=== Short task ===
Scan the records for the string "Paint"; copy each line where it occurs.

>> BEGIN

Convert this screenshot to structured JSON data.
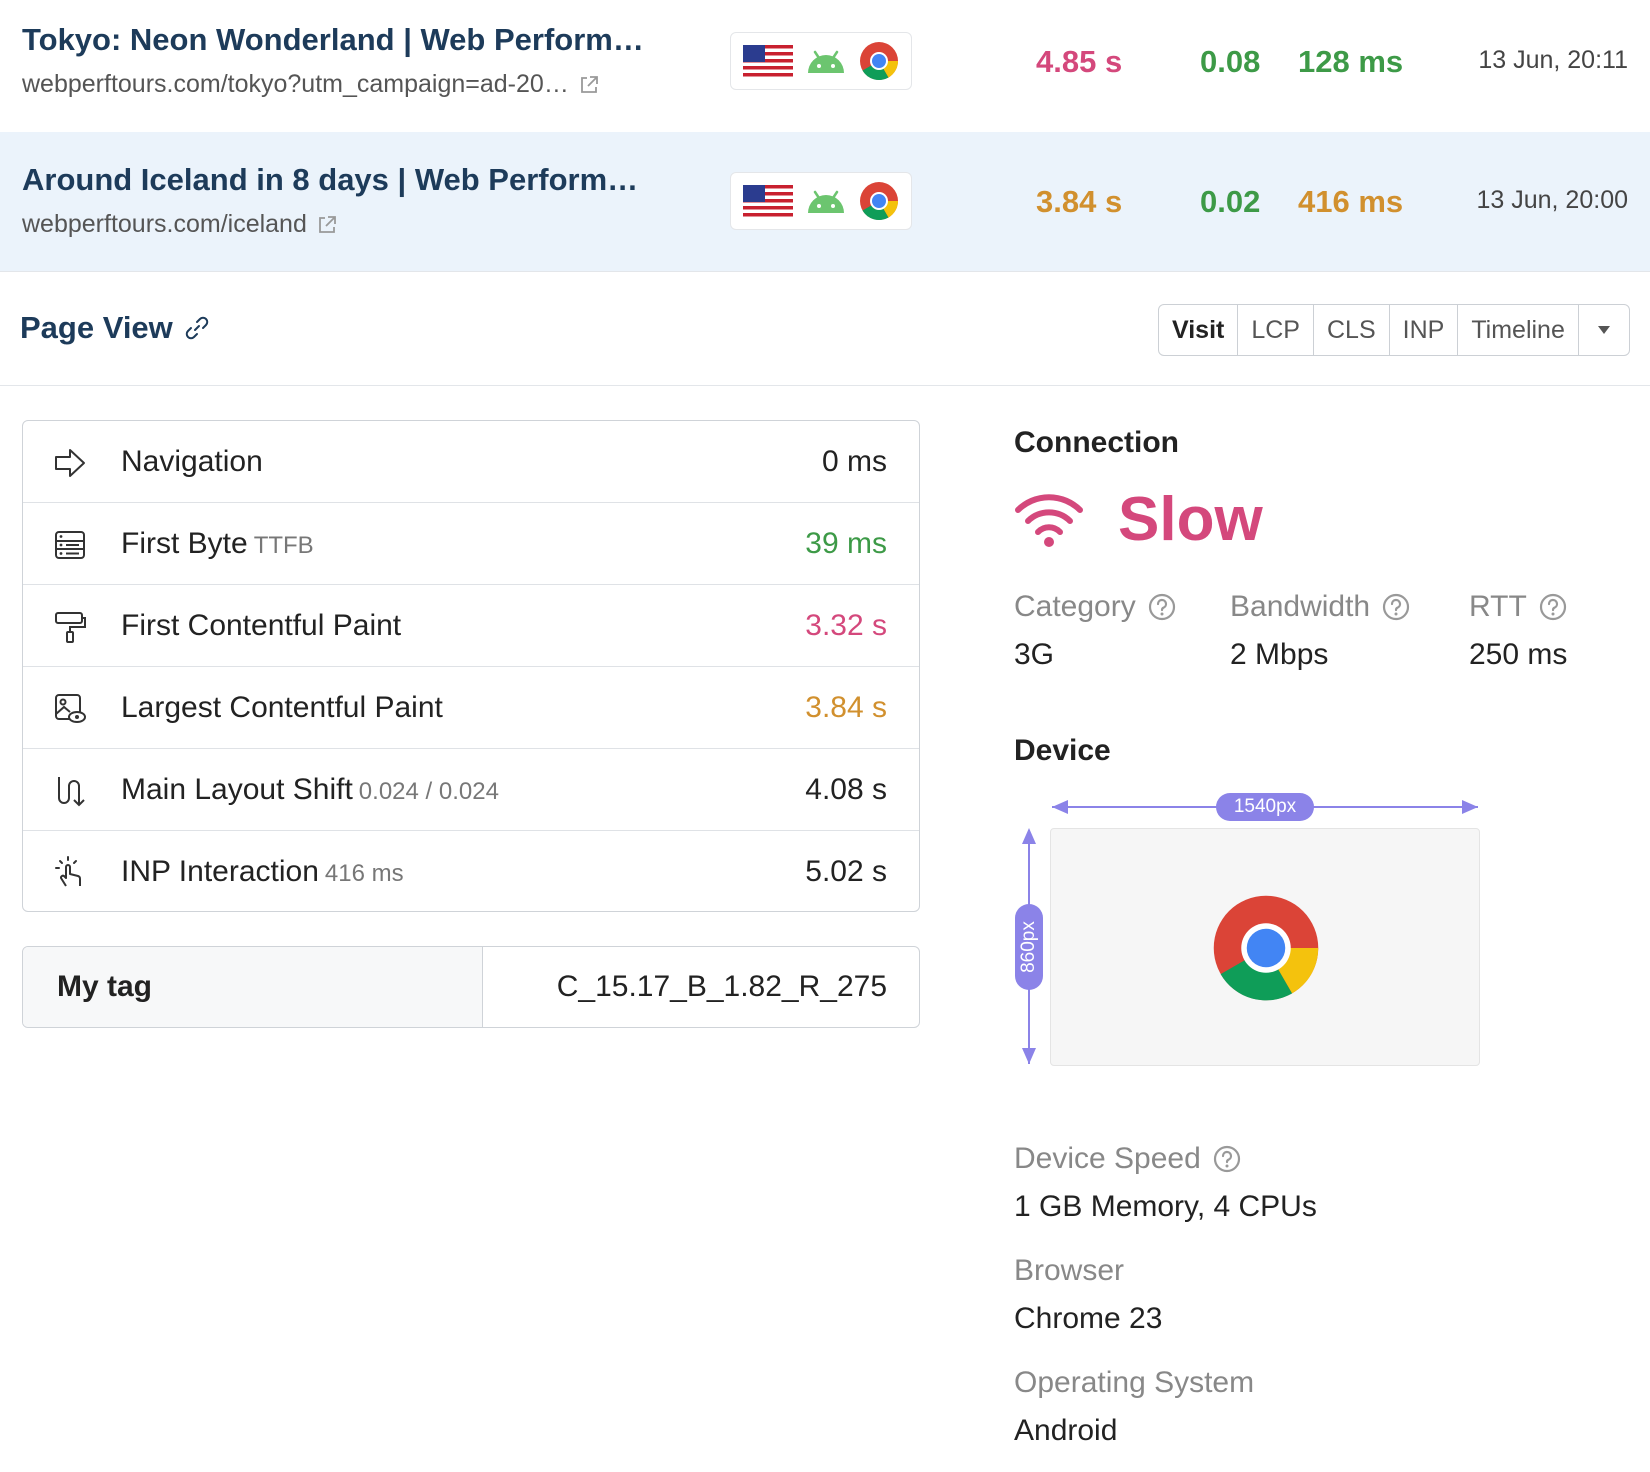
{
  "rows": [
    {
      "title": "Tokyo: Neon Wonderland | Web Perform…",
      "url": "webperftours.com/tokyo?utm_campaign=ad-20…",
      "lcp": "4.85 s",
      "cls": "0.08",
      "inp": "128 ms",
      "date": "13 Jun, 20:11"
    },
    {
      "title": "Around Iceland in 8 days | Web Perform…",
      "url": "webperftours.com/iceland",
      "lcp": "3.84 s",
      "cls": "0.02",
      "inp": "416 ms",
      "date": "13 Jun, 20:00"
    }
  ],
  "page_view": {
    "title": "Page View",
    "tabs": [
      "Visit",
      "LCP",
      "CLS",
      "INP",
      "Timeline"
    ]
  },
  "metrics": [
    {
      "label": "Navigation",
      "sub": "",
      "value": "0 ms"
    },
    {
      "label": "First Byte",
      "sub": "TTFB",
      "value": "39 ms"
    },
    {
      "label": "First Contentful Paint",
      "sub": "",
      "value": "3.32 s"
    },
    {
      "label": "Largest Contentful Paint",
      "sub": "",
      "value": "3.84 s"
    },
    {
      "label": "Main Layout Shift",
      "sub": "0.024 / 0.024",
      "value": "4.08 s"
    },
    {
      "label": "INP Interaction",
      "sub": "416 ms",
      "value": "5.02 s"
    }
  ],
  "tag": {
    "key": "My tag",
    "value": "C_15.17_B_1.82_R_275"
  },
  "connection": {
    "title": "Connection",
    "status": "Slow",
    "category_label": "Category",
    "category_value": "3G",
    "bandwidth_label": "Bandwidth",
    "bandwidth_value": "2 Mbps",
    "rtt_label": "RTT",
    "rtt_value": "250 ms"
  },
  "device": {
    "title": "Device",
    "width_label": "1540px",
    "height_label": "860px",
    "speed_label": "Device Speed",
    "speed_value": "1 GB Memory, 4 CPUs",
    "browser_label": "Browser",
    "browser_value": "Chrome 23",
    "os_label": "Operating System",
    "os_value": "Android"
  },
  "colors": {
    "poor": "#d4487c",
    "needs_improvement": "#d1902e",
    "good": "#3d9a47",
    "title": "#1d3b5a",
    "accent": "#8b83e8"
  }
}
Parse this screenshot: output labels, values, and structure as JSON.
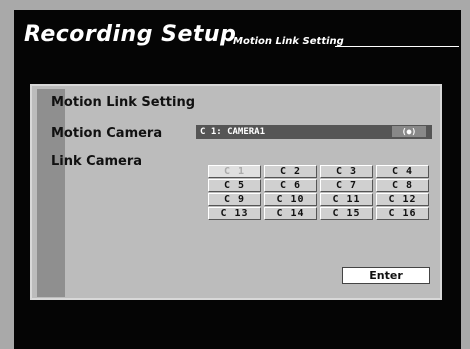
{
  "header": {
    "title": "Recording Setup",
    "subtitle": "Motion Link Setting"
  },
  "panel": {
    "heading": "Motion Link Setting",
    "motion_camera_label": "Motion Camera",
    "motion_camera_value": "C 1: CAMERA1",
    "motion_camera_button": "(●)",
    "link_camera_label": "Link Camera"
  },
  "link_cameras": [
    {
      "label": "C  1",
      "enabled": false
    },
    {
      "label": "C  2",
      "enabled": true
    },
    {
      "label": "C  3",
      "enabled": true
    },
    {
      "label": "C  4",
      "enabled": true
    },
    {
      "label": "C  5",
      "enabled": true
    },
    {
      "label": "C  6",
      "enabled": true
    },
    {
      "label": "C  7",
      "enabled": true
    },
    {
      "label": "C  8",
      "enabled": true
    },
    {
      "label": "C  9",
      "enabled": true
    },
    {
      "label": "C 10",
      "enabled": true
    },
    {
      "label": "C 11",
      "enabled": true
    },
    {
      "label": "C 12",
      "enabled": true
    },
    {
      "label": "C 13",
      "enabled": true
    },
    {
      "label": "C 14",
      "enabled": true
    },
    {
      "label": "C 15",
      "enabled": true
    },
    {
      "label": "C 16",
      "enabled": true
    }
  ],
  "enter_label": "Enter",
  "colors": {
    "screen_border": "#a9a9a9",
    "background": "#050505",
    "panel": "#bcbcbc",
    "field": "#555555"
  }
}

>> END

=== Answer to the exercise ===
      "label": "First Contentful Paint",
      "label": "Largest Contentful Paint",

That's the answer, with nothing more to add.